Required work = Pick out all lines in the listing holding the string "myservo" and copy them.

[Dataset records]
===
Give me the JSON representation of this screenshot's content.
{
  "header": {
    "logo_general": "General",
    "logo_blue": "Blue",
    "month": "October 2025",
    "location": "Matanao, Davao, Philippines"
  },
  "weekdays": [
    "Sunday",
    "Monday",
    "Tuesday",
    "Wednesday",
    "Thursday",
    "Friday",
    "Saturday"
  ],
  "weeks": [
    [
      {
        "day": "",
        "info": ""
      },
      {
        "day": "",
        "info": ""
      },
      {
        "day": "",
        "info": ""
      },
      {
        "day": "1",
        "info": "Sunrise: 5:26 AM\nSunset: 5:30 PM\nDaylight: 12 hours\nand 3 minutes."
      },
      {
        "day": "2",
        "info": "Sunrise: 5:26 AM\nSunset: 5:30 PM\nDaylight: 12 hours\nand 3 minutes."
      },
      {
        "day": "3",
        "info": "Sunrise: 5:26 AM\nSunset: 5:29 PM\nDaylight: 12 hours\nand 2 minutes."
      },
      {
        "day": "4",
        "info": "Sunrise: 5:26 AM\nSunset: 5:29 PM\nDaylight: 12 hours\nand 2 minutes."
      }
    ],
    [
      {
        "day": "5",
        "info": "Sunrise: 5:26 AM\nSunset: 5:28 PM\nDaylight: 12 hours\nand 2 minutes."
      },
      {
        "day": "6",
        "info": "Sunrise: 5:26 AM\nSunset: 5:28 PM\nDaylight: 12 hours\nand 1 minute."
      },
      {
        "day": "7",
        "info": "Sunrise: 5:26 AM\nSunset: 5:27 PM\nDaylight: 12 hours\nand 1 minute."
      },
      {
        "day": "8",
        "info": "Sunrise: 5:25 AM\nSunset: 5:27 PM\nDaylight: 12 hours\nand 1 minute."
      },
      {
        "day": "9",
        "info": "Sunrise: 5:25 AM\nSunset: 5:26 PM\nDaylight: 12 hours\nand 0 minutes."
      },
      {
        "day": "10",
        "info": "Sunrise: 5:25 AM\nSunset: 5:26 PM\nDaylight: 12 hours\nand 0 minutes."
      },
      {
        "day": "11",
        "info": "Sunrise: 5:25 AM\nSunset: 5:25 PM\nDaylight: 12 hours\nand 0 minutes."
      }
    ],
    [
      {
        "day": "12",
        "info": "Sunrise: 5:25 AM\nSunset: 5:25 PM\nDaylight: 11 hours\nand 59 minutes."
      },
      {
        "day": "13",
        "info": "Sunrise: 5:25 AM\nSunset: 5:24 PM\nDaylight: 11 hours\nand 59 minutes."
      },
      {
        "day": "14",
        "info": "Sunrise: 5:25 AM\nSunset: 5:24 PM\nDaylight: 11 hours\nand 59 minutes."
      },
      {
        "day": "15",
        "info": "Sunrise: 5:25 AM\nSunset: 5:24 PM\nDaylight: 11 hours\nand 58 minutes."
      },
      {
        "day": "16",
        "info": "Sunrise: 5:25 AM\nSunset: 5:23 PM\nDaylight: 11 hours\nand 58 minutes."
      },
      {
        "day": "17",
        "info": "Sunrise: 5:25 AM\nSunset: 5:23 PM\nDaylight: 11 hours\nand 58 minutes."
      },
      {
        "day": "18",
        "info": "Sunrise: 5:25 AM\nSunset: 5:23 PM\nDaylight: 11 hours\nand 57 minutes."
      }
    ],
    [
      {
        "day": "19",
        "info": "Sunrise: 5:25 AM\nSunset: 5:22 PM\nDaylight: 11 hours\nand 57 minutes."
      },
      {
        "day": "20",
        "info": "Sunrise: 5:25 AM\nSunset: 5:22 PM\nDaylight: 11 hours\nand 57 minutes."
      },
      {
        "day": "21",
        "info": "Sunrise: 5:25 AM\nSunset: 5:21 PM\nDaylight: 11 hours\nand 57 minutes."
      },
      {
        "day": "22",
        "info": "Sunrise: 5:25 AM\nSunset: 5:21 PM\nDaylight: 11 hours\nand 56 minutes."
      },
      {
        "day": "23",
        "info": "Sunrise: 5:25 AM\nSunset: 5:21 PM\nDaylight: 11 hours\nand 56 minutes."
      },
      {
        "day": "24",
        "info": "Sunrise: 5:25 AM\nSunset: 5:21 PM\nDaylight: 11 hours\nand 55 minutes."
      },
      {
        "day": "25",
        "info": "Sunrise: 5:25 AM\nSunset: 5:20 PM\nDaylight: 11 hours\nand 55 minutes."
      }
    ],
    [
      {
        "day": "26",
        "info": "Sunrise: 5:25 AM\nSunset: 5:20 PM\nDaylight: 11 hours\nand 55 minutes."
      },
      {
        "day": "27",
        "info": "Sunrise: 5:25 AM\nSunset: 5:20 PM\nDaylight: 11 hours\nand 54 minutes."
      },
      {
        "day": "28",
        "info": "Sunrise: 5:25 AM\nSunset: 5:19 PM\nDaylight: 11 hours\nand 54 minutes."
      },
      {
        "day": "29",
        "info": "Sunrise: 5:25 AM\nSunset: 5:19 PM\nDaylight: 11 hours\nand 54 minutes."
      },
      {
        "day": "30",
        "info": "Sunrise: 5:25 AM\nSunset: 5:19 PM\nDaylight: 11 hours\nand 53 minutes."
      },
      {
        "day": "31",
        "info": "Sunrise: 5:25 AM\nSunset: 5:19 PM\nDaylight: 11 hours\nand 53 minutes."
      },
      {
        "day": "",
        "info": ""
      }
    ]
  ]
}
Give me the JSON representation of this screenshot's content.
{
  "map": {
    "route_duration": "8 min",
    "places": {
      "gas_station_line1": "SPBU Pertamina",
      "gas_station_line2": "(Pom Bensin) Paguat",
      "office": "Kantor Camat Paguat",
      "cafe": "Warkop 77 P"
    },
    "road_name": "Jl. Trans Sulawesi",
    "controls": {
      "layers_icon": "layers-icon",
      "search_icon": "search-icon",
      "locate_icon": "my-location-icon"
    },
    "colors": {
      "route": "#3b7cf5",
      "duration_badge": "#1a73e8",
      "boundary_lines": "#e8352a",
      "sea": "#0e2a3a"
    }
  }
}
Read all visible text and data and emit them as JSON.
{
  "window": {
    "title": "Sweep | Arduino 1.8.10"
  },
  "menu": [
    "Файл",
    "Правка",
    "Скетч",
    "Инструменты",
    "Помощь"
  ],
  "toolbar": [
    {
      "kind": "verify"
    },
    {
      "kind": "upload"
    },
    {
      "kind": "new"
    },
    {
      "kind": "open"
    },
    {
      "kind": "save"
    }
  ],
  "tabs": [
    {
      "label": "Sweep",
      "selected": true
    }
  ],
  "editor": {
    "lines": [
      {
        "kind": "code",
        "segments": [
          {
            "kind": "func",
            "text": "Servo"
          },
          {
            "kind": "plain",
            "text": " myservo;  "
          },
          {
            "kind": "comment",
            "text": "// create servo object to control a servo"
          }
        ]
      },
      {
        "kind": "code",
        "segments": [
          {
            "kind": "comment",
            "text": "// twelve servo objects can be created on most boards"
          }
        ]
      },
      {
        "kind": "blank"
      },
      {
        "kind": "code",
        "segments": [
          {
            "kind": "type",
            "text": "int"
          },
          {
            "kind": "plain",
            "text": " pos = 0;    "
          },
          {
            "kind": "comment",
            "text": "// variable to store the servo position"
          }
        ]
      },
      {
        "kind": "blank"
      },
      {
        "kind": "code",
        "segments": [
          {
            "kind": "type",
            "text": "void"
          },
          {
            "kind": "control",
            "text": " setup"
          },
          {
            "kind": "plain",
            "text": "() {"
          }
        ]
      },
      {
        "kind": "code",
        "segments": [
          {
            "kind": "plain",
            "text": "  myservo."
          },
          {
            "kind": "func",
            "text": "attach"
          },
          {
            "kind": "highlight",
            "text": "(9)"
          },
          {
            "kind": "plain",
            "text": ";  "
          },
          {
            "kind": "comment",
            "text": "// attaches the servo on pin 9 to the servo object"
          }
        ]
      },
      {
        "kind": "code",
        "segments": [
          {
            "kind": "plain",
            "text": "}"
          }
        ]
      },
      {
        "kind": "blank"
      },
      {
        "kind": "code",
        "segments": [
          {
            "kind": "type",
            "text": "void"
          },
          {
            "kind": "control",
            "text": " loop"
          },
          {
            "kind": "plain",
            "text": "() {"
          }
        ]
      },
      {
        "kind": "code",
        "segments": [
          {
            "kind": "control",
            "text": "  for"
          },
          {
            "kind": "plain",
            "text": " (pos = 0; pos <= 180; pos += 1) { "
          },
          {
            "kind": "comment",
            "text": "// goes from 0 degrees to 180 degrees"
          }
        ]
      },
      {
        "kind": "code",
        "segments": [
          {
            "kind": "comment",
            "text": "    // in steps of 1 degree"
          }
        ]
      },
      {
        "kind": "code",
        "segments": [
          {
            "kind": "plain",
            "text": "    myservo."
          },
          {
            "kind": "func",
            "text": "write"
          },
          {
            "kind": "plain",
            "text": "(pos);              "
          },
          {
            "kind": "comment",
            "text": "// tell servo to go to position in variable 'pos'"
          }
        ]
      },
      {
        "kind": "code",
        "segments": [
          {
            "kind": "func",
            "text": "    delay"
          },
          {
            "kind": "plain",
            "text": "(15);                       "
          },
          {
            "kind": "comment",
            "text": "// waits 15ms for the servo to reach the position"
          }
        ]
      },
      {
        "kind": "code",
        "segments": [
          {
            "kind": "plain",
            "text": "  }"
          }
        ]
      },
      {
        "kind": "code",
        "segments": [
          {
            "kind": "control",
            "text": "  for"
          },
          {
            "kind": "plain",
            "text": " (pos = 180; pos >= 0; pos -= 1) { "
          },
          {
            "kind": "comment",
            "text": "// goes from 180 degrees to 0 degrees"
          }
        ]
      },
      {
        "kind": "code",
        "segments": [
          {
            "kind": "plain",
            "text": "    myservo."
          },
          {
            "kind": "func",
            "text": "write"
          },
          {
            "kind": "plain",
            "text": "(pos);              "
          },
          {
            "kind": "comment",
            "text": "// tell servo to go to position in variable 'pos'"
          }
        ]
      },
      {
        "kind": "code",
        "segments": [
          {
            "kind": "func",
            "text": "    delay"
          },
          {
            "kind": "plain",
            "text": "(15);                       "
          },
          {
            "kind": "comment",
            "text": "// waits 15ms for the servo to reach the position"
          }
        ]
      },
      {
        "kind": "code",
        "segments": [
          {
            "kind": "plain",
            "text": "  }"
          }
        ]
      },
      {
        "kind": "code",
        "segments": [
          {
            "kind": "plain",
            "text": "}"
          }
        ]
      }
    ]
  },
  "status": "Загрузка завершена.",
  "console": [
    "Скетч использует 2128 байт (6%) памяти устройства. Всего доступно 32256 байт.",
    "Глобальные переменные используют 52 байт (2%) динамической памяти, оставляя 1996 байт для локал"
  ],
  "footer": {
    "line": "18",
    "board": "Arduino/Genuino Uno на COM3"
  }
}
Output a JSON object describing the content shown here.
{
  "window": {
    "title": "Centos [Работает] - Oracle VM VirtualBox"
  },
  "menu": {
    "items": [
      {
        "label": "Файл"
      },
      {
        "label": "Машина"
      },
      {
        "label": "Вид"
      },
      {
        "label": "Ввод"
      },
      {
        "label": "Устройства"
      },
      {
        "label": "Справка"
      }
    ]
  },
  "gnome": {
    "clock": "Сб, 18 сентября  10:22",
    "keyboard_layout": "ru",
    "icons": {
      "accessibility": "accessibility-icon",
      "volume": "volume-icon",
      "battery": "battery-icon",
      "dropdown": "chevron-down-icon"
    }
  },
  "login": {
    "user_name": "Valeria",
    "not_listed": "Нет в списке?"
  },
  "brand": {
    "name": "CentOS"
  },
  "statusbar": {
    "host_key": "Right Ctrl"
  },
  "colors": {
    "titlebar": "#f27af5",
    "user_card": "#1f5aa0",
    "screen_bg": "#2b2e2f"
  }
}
===
Task answer =
            "text": " myservo;  "
            "text": "  myservo."
            "text": "    myservo."
            "text": "    myservo."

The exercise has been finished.